▸ Material shown
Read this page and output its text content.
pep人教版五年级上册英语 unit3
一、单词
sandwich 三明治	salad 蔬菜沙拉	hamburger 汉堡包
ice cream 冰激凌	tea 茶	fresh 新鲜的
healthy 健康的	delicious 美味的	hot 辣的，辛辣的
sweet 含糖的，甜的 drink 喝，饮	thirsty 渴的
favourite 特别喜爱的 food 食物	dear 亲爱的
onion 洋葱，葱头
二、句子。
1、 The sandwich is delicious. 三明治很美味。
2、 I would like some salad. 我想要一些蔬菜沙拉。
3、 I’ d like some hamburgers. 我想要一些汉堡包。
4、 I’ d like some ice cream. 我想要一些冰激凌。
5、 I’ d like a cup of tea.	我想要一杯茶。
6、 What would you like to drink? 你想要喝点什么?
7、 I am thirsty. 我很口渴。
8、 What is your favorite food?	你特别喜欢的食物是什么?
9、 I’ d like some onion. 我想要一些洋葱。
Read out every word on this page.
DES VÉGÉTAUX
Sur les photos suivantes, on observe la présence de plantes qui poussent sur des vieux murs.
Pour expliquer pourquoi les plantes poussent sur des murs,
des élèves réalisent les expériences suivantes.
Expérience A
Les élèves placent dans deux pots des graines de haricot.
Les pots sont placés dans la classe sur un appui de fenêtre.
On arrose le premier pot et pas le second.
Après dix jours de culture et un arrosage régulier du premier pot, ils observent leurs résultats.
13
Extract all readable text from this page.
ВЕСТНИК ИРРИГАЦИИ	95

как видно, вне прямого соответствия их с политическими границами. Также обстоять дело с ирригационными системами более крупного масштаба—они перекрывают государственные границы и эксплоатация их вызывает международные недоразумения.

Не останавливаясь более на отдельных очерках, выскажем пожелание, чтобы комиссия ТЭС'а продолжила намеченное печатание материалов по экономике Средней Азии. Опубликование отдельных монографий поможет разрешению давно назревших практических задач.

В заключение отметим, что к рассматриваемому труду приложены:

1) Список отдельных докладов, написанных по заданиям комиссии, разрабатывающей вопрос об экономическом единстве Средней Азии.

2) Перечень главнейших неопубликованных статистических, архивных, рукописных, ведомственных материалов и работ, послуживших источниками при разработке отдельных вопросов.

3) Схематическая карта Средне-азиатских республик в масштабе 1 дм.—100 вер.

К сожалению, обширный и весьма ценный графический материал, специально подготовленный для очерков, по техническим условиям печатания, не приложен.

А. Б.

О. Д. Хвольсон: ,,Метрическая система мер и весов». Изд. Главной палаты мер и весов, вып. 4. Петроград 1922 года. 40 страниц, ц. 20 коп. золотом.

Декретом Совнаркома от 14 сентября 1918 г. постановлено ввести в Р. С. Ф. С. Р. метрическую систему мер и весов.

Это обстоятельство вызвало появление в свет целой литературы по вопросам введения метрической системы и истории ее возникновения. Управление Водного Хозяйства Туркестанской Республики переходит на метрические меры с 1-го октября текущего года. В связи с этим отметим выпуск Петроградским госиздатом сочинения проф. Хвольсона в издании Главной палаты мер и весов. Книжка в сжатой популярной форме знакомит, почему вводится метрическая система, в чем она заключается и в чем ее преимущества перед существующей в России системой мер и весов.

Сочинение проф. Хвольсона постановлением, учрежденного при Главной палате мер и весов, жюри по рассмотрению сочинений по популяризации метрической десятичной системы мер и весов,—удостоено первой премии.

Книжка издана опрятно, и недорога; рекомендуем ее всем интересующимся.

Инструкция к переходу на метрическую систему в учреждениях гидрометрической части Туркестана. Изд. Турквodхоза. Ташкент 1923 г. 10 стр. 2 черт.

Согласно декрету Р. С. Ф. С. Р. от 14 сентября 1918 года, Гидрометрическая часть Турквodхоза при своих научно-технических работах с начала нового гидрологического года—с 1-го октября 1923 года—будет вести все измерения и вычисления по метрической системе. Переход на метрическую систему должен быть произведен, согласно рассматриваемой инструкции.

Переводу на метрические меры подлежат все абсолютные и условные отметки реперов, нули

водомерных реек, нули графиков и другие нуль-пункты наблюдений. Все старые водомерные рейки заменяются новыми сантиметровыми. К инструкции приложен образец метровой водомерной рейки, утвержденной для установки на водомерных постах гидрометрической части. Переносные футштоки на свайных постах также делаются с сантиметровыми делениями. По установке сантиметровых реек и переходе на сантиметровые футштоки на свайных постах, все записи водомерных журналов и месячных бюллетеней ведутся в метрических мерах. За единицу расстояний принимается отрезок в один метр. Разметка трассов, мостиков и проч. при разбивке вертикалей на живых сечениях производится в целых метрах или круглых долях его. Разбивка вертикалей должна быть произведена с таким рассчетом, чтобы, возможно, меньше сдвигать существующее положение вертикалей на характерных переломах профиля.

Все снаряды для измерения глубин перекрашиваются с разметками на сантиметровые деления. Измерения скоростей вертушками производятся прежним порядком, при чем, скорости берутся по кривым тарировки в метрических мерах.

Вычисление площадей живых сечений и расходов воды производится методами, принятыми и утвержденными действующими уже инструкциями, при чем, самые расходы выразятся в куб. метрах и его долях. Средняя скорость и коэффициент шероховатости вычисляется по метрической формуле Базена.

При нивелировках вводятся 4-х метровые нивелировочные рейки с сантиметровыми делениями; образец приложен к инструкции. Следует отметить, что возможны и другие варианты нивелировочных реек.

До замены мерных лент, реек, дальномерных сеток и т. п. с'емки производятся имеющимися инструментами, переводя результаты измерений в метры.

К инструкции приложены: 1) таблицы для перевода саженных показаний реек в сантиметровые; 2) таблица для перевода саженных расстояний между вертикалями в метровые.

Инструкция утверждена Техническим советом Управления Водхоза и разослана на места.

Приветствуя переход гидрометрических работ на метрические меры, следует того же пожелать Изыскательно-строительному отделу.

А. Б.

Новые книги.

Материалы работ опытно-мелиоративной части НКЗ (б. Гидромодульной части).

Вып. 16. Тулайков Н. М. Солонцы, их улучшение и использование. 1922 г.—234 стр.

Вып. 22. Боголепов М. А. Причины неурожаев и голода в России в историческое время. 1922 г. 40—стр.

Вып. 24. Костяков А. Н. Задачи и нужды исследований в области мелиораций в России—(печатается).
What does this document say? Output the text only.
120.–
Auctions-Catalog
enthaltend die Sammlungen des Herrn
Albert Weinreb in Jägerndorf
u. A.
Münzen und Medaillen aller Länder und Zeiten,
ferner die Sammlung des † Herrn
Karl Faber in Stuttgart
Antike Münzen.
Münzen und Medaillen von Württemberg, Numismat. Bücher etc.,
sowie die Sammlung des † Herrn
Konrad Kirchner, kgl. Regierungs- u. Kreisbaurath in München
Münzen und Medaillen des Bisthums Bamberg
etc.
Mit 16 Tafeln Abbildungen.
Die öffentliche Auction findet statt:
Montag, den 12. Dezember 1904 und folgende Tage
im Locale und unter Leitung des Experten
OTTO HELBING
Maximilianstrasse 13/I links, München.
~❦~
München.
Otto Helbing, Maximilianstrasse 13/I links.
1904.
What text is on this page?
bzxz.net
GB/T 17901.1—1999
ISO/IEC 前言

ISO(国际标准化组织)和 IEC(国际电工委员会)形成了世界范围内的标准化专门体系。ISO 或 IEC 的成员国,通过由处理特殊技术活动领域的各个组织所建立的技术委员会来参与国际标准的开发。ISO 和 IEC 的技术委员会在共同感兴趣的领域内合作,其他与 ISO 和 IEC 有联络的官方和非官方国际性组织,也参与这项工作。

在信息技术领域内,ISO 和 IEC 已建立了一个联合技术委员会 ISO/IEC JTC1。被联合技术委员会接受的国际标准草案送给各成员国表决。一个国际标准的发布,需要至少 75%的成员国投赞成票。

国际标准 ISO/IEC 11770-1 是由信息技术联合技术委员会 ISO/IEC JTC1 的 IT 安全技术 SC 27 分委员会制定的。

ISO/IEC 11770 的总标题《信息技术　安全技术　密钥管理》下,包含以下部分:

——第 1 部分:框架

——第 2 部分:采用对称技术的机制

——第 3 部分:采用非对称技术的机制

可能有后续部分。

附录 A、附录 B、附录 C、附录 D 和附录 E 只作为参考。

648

▸ Task objective
Only the lines from the one containing "What text is on this page?" to the end of the records should be repeated, exactly as they appear.

▸ Written answer
What text is on this page?
bzxz.net
GB/T 17901.1—1999
ISO/IEC 前言

ISO(国际标准化组织)和 IEC(国际电工委员会)形成了世界范围内的标准化专门体系。ISO 或 IEC 的成员国,通过由处理特殊技术活动领域的各个组织所建立的技术委员会来参与国际标准的开发。ISO 和 IEC 的技术委员会在共同感兴趣的领域内合作,其他与 ISO 和 IEC 有联络的官方和非官方国际性组织,也参与这项工作。

在信息技术领域内,ISO 和 IEC 已建立了一个联合技术委员会 ISO/IEC JTC1。被联合技术委员会接受的国际标准草案送给各成员国表决。一个国际标准的发布,需要至少 75%的成员国投赞成票。

国际标准 ISO/IEC 11770-1 是由信息技术联合技术委员会 ISO/IEC JTC1 的 IT 安全技术 SC 27 分委员会制定的。

ISO/IEC 11770 的总标题《信息技术　安全技术　密钥管理》下,包含以下部分:

——第 1 部分:框架

——第 2 部分:采用对称技术的机制

——第 3 部分:采用非对称技术的机制

可能有后续部分。

附录 A、附录 B、附录 C、附录 D 和附录 E 只作为参考。

648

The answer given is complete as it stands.